▶ [Requirement]:
Go through the listing beneath this task and return every line that carries the string "right".

Figure data in JSON
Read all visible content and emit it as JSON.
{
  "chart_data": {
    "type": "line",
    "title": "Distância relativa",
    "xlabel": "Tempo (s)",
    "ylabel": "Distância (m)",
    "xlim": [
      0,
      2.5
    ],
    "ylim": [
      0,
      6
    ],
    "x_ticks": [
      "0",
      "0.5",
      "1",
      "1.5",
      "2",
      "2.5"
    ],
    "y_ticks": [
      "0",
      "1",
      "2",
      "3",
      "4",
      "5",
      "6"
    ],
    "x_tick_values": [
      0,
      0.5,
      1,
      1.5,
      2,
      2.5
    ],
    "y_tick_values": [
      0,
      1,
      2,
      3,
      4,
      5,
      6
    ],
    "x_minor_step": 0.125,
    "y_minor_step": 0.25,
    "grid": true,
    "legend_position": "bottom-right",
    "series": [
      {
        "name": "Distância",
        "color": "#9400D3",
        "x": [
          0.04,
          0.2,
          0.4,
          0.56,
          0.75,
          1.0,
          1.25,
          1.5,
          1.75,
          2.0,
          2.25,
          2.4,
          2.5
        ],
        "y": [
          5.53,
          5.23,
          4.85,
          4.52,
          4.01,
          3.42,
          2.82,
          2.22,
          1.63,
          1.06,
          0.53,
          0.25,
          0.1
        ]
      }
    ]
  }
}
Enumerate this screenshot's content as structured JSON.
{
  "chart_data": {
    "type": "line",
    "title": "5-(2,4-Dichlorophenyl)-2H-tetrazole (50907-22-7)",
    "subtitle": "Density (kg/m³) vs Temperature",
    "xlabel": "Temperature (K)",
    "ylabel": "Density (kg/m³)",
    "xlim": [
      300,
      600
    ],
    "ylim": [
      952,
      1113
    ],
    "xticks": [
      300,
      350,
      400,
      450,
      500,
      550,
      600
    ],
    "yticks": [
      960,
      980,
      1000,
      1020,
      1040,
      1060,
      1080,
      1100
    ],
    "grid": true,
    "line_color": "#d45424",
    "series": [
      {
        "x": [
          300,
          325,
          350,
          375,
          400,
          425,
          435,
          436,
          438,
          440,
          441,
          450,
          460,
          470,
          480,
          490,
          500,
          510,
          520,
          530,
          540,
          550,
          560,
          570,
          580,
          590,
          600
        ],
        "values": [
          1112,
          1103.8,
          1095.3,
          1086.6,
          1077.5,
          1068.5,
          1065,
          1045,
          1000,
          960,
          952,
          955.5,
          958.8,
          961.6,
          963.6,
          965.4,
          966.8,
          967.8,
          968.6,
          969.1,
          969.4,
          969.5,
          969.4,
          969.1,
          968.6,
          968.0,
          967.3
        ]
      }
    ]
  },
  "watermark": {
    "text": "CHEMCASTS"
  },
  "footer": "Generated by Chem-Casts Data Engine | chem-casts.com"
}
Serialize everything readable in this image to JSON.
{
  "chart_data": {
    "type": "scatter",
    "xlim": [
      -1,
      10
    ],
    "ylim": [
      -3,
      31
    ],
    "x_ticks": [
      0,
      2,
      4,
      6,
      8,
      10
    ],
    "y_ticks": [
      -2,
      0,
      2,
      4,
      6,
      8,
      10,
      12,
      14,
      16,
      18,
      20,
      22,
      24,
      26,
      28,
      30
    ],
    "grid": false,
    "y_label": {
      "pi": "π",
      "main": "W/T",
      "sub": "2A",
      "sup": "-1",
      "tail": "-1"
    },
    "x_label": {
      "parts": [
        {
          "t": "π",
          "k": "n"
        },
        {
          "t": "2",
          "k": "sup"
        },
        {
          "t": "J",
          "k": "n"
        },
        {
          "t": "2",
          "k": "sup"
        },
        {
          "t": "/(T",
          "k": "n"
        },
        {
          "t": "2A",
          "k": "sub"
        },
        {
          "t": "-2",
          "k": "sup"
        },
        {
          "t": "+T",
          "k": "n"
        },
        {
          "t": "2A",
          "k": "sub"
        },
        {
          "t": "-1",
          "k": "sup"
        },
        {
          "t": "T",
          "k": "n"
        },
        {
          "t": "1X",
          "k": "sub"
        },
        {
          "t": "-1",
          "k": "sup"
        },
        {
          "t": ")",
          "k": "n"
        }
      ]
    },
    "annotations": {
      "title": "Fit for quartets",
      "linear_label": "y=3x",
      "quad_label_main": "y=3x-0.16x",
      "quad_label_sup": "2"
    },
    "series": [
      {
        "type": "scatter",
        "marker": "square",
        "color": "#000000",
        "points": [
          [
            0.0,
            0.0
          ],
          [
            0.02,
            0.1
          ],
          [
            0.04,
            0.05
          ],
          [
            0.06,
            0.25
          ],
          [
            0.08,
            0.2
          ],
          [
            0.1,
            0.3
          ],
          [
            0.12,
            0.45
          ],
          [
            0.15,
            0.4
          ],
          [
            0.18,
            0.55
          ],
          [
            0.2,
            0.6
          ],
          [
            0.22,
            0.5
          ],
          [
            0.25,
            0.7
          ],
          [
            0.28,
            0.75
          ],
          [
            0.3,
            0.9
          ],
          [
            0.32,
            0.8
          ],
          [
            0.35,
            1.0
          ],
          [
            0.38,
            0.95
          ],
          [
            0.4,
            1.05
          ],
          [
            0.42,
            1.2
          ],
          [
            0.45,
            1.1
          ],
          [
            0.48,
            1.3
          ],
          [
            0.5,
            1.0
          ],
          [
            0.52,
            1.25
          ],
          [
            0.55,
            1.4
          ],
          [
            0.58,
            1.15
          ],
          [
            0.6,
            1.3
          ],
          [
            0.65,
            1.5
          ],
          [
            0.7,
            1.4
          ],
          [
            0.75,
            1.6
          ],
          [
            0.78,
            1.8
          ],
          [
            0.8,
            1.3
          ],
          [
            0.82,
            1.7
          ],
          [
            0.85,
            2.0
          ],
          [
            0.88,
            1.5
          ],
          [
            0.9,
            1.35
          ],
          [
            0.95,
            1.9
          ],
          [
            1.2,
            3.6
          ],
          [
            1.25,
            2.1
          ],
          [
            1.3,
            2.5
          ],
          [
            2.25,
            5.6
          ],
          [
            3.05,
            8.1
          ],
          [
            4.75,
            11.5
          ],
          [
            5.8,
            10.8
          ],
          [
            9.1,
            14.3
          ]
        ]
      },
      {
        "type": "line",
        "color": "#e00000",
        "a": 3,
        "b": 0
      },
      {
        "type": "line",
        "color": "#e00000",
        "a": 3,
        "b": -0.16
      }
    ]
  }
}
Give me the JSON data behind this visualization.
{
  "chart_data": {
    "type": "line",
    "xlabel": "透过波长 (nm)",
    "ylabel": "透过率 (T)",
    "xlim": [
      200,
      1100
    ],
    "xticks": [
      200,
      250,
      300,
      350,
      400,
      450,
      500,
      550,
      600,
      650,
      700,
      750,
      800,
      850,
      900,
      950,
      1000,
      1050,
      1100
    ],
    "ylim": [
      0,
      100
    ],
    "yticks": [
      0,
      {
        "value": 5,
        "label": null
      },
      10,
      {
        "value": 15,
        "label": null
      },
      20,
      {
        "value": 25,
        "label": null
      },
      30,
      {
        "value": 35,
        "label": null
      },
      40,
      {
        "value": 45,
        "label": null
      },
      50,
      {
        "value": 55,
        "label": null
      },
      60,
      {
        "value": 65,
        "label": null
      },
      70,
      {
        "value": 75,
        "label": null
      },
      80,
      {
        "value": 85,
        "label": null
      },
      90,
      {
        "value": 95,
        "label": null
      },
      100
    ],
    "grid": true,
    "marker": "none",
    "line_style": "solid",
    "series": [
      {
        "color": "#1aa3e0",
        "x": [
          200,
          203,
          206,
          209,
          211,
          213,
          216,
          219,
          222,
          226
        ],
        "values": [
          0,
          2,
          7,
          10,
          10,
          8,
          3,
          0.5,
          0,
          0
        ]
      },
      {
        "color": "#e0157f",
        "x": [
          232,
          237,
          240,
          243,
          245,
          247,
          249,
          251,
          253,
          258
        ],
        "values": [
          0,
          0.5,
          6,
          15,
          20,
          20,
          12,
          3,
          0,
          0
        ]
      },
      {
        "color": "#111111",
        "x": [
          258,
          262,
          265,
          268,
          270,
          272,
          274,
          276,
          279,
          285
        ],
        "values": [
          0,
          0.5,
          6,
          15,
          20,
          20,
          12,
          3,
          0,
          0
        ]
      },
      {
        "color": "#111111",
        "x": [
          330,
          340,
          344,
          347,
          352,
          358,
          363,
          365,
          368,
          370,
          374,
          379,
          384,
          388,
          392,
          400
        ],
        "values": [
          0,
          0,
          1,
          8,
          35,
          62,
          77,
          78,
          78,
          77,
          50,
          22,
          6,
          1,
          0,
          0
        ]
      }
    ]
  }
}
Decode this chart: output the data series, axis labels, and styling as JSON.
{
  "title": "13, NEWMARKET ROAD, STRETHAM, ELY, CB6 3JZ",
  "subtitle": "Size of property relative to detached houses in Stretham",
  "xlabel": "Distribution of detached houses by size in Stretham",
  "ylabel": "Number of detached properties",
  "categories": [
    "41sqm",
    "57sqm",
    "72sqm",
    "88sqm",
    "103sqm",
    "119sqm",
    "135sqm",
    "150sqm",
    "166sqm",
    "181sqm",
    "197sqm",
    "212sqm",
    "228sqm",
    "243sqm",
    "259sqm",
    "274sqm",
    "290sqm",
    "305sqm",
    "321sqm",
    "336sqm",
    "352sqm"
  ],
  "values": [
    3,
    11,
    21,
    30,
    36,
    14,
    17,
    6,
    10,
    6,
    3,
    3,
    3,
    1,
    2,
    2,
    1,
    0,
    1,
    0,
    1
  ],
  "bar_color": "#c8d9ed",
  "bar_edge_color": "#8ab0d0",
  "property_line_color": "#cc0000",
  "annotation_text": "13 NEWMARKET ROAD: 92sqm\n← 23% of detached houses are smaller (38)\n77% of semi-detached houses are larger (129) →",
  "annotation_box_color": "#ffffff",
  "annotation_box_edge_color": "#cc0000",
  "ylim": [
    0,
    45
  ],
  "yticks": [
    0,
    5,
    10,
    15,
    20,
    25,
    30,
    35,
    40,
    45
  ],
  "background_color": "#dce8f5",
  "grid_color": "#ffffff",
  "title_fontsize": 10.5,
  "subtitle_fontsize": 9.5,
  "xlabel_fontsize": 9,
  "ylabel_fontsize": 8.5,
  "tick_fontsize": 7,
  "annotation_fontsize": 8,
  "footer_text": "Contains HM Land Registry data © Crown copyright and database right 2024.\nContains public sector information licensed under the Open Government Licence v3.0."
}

▶ [Task response]:
    "legend_position": "bottom-right",
  "footer_text": "Contains HM Land Registry data © Crown copyright and database right 2024.\nContains public sector information licensed under the Open Government Licence v3.0."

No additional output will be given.